> REQUIRED WORK
Transcribe all of the material below word for word and leave out its pictures.
===== MATERIAL TO PROCESS
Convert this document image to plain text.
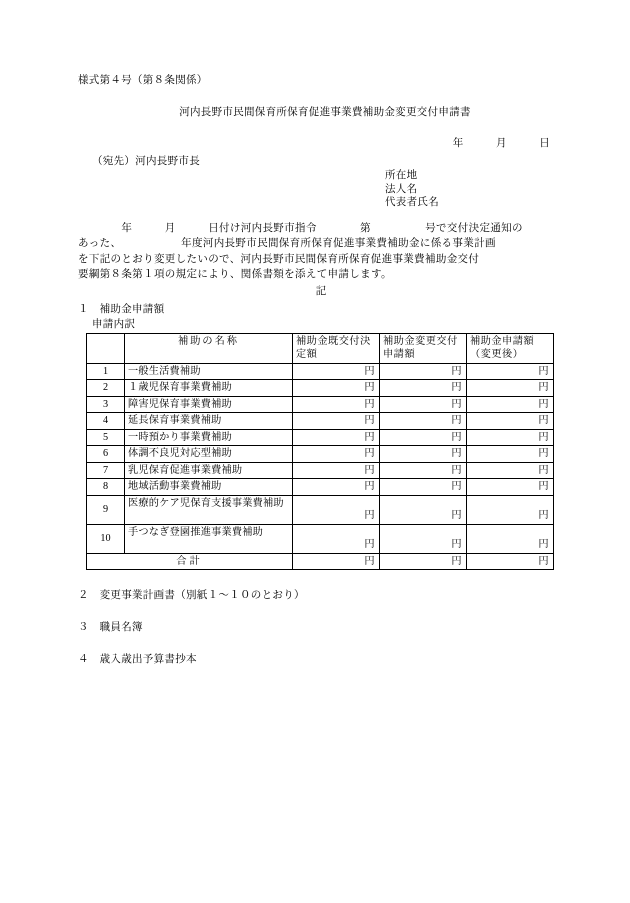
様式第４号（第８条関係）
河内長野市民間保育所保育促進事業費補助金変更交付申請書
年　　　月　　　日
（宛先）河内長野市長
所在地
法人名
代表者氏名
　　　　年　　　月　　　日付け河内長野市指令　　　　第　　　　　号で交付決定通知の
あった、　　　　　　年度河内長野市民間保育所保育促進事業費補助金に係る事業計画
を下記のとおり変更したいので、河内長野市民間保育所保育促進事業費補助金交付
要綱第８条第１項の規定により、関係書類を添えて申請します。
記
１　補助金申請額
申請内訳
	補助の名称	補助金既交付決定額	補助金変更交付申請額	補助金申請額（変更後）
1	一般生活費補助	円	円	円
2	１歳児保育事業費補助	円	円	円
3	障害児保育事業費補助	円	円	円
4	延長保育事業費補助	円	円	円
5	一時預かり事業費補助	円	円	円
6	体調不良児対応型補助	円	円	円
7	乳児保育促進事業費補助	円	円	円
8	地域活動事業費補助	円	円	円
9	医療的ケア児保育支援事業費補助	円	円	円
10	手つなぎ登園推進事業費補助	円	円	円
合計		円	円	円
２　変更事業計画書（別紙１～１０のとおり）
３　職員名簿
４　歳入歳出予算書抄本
==========
> OUTPUT BELOW
Convert this document image to plain text.
様式第４号（第８条関係）
河内長野市民間保育所保育促進事業費補助金変更交付申請書
年　　　月　　　日
（宛先）河内長野市長
所在地
法人名
代表者氏名
　　　　年　　　月　　　日付け河内長野市指令　　　　第　　　　　号で交付決定通知の
あった、　　　　　　年度河内長野市民間保育所保育促進事業費補助金に係る事業計画
を下記のとおり変更したいので、河内長野市民間保育所保育促進事業費補助金交付
要綱第８条第１項の規定により、関係書類を添えて申請します。
記
１　補助金申請額
申請内訳
	補助の名称	補助金既交付決定額	補助金変更交付申請額	補助金申請額（変更後）
1	一般生活費補助	円	円	円
2	１歳児保育事業費補助	円	円	円
3	障害児保育事業費補助	円	円	円
4	延長保育事業費補助	円	円	円
5	一時預かり事業費補助	円	円	円
6	体調不良児対応型補助	円	円	円
7	乳児保育促進事業費補助	円	円	円
8	地域活動事業費補助	円	円	円
9	医療的ケア児保育支援事業費補助	円	円	円
10	手つなぎ登園推進事業費補助	円	円	円
合計		円	円	円
２　変更事業計画書（別紙１～１０のとおり）
３　職員名簿
４　歳入歳出予算書抄本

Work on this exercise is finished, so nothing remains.